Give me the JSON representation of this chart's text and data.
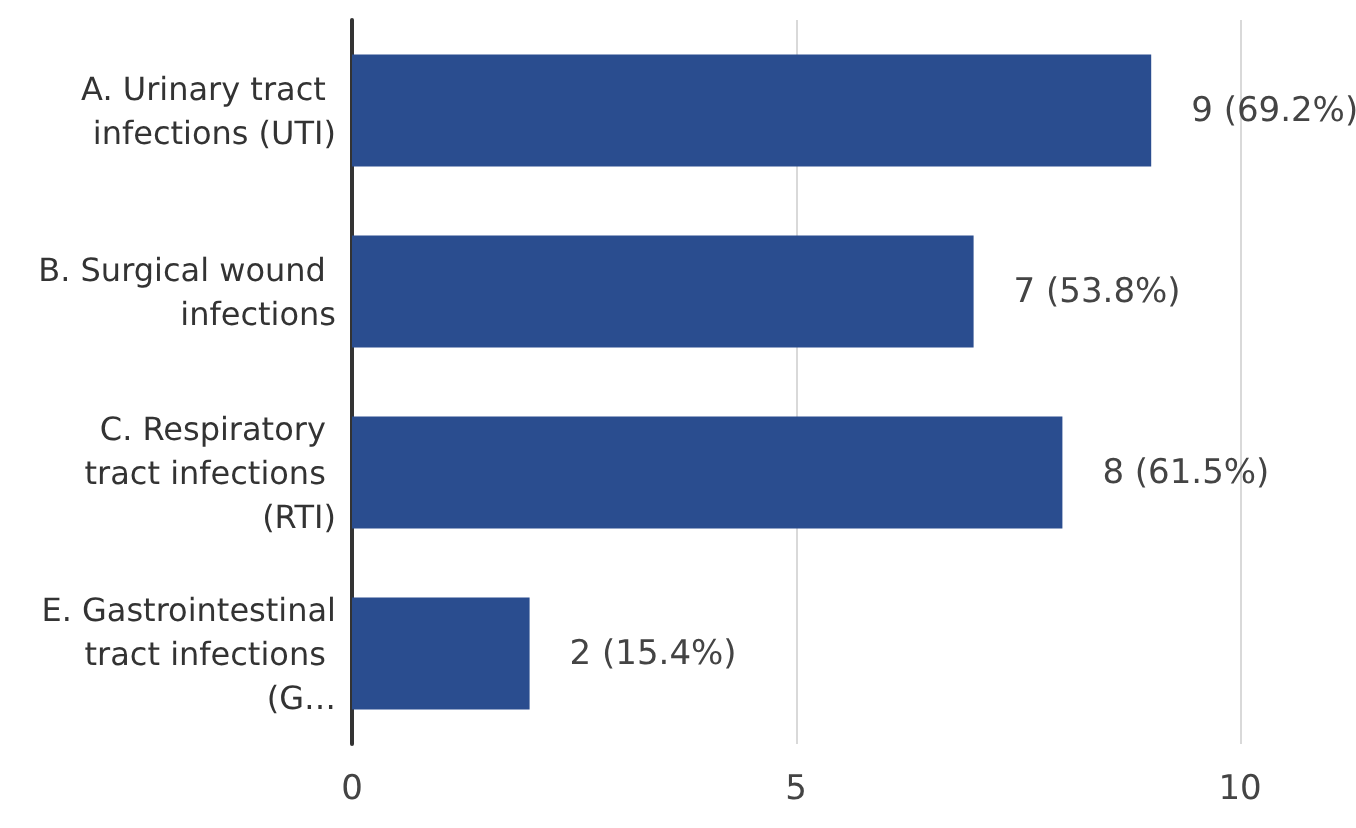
{
  "chart_data": {
    "type": "bar",
    "orientation": "horizontal",
    "categories": [
      "A. Urinary tract infections (UTI)",
      "B. Surgical wound infections",
      "C. Respiratory tract infections (RTI)",
      "E. Gastrointestinal tract infections (G…"
    ],
    "values": [
      9,
      7,
      8,
      2
    ],
    "value_labels": [
      "9 (69.2%)",
      "7 (53.8%)",
      "8 (61.5%)",
      "2 (15.4%)"
    ],
    "color": "#2a4d8f",
    "xlim": [
      0,
      10
    ],
    "xticks": [
      0,
      5,
      10
    ],
    "grid": "x"
  }
}
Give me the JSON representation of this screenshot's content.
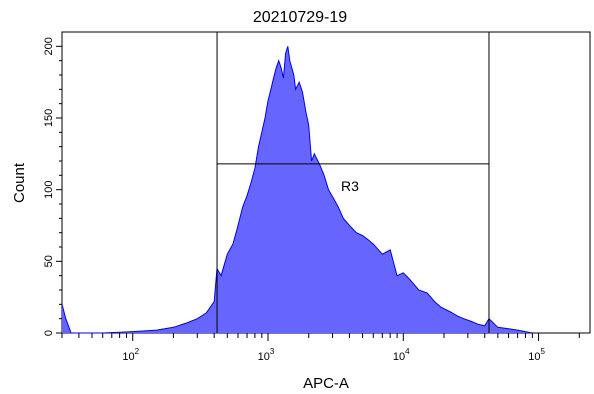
{
  "chart_data": {
    "type": "area",
    "title": "20210729-19",
    "xlabel": "APC-A",
    "ylabel": "Count",
    "x_scale": "log",
    "xlim": [
      30,
      240000
    ],
    "ylim": [
      0,
      210
    ],
    "y_ticks": [
      "0",
      "50",
      "100",
      "150",
      "200"
    ],
    "x_ticks": [
      {
        "base": "10",
        "exp": "2",
        "value": 100
      },
      {
        "base": "10",
        "exp": "3",
        "value": 1000
      },
      {
        "base": "10",
        "exp": "4",
        "value": 10000
      },
      {
        "base": "10",
        "exp": "5",
        "value": 100000
      }
    ],
    "fill_color": "#6666ff",
    "line_color": "#0000ee",
    "histogram": {
      "x": [
        30,
        32,
        35,
        40,
        60,
        100,
        150,
        200,
        250,
        300,
        350,
        400,
        420,
        450,
        500,
        550,
        600,
        650,
        700,
        750,
        800,
        850,
        900,
        950,
        1000,
        1050,
        1100,
        1150,
        1200,
        1250,
        1300,
        1350,
        1400,
        1450,
        1500,
        1550,
        1600,
        1700,
        1800,
        1900,
        2000,
        2100,
        2200,
        2400,
        2600,
        2800,
        3000,
        3300,
        3600,
        4000,
        4500,
        5000,
        5500,
        6000,
        7000,
        8000,
        9000,
        10000,
        11000,
        12000,
        13000,
        15000,
        17000,
        19000,
        22000,
        25000,
        28000,
        32000,
        36000,
        40000,
        43000,
        50000,
        60000,
        70000,
        80000,
        90000
      ],
      "y": [
        20,
        10,
        0,
        0,
        0,
        1,
        2,
        4,
        7,
        10,
        14,
        22,
        45,
        40,
        55,
        62,
        75,
        88,
        96,
        105,
        115,
        130,
        140,
        150,
        162,
        170,
        178,
        185,
        190,
        185,
        178,
        195,
        200,
        190,
        185,
        180,
        170,
        175,
        168,
        155,
        145,
        120,
        125,
        118,
        110,
        100,
        95,
        88,
        80,
        75,
        70,
        68,
        65,
        62,
        55,
        58,
        40,
        42,
        38,
        34,
        30,
        28,
        22,
        18,
        15,
        12,
        10,
        8,
        6,
        5,
        10,
        4,
        3,
        2,
        1,
        0
      ]
    },
    "gates": [
      {
        "name": "R3",
        "x_range": [
          420,
          43000
        ],
        "y_range": [
          0,
          210
        ],
        "split_count": 118
      }
    ]
  }
}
◆ ◆ ◆ ◆ ◆ ◆ ◆
Stated problem: Omit the images and transcribe all of the records above word for word.

Result of this task:
Give me the JSON representation of this chart's text and data.
{
  "chart_data": {
    "type": "bar",
    "orientation": "horizontal",
    "categories": [
      "A. Urinary tract infections (UTI)",
      "B. Surgical wound infections",
      "C. Respiratory tract infections (RTI)",
      "E. Gastrointestinal tract infections (G…"
    ],
    "values": [
      9,
      7,
      8,
      2
    ],
    "value_labels": [
      "9 (69.2%)",
      "7 (53.8%)",
      "8 (61.5%)",
      "2 (15.4%)"
    ],
    "color": "#2a4d8f",
    "xlim": [
      0,
      10
    ],
    "xticks": [
      0,
      5,
      10
    ],
    "grid": "x"
  }
}
Give me the JSON representation of this screenshot's content.
{
  "chart_data": {
    "type": "area",
    "title": "20210729-19",
    "xlabel": "APC-A",
    "ylabel": "Count",
    "x_scale": "log",
    "xlim": [
      30,
      240000
    ],
    "ylim": [
      0,
      210
    ],
    "y_ticks": [
      "0",
      "50",
      "100",
      "150",
      "200"
    ],
    "x_ticks": [
      {
        "base": "10",
        "exp": "2",
        "value": 100
      },
      {
        "base": "10",
        "exp": "3",
        "value": 1000
      },
      {
        "base": "10",
        "exp": "4",
        "value": 10000
      },
      {
        "base": "10",
        "exp": "5",
        "value": 100000
      }
    ],
    "fill_color": "#6666ff",
    "line_color": "#0000ee",
    "histogram": {
      "x": [
        30,
        32,
        35,
        40,
        60,
        100,
        150,
        200,
        250,
        300,
        350,
        400,
        420,
        450,
        500,
        550,
        600,
        650,
        700,
        750,
        800,
        850,
        900,
        950,
        1000,
        1050,
        1100,
        1150,
        1200,
        1250,
        1300,
        1350,
        1400,
        1450,
        1500,
        1550,
        1600,
        1700,
        1800,
        1900,
        2000,
        2100,
        2200,
        2400,
        2600,
        2800,
        3000,
        3300,
        3600,
        4000,
        4500,
        5000,
        5500,
        6000,
        7000,
        8000,
        9000,
        10000,
        11000,
        12000,
        13000,
        15000,
        17000,
        19000,
        22000,
        25000,
        28000,
        32000,
        36000,
        40000,
        43000,
        50000,
        60000,
        70000,
        80000,
        90000
      ],
      "y": [
        20,
        10,
        0,
        0,
        0,
        1,
        2,
        4,
        7,
        10,
        14,
        22,
        45,
        40,
        55,
        62,
        75,
        88,
        96,
        105,
        115,
        130,
        140,
        150,
        162,
        170,
        178,
        185,
        190,
        185,
        178,
        195,
        200,
        190,
        185,
        180,
        170,
        175,
        168,
        155,
        145,
        120,
        125,
        118,
        110,
        100,
        95,
        88,
        80,
        75,
        70,
        68,
        65,
        62,
        55,
        58,
        40,
        42,
        38,
        34,
        30,
        28,
        22,
        18,
        15,
        12,
        10,
        8,
        6,
        5,
        10,
        4,
        3,
        2,
        1,
        0
      ]
    },
    "gates": [
      {
        "name": "R3",
        "x_range": [
          420,
          43000
        ],
        "y_range": [
          0,
          210
        ],
        "split_count": 118
      }
    ]
  }
}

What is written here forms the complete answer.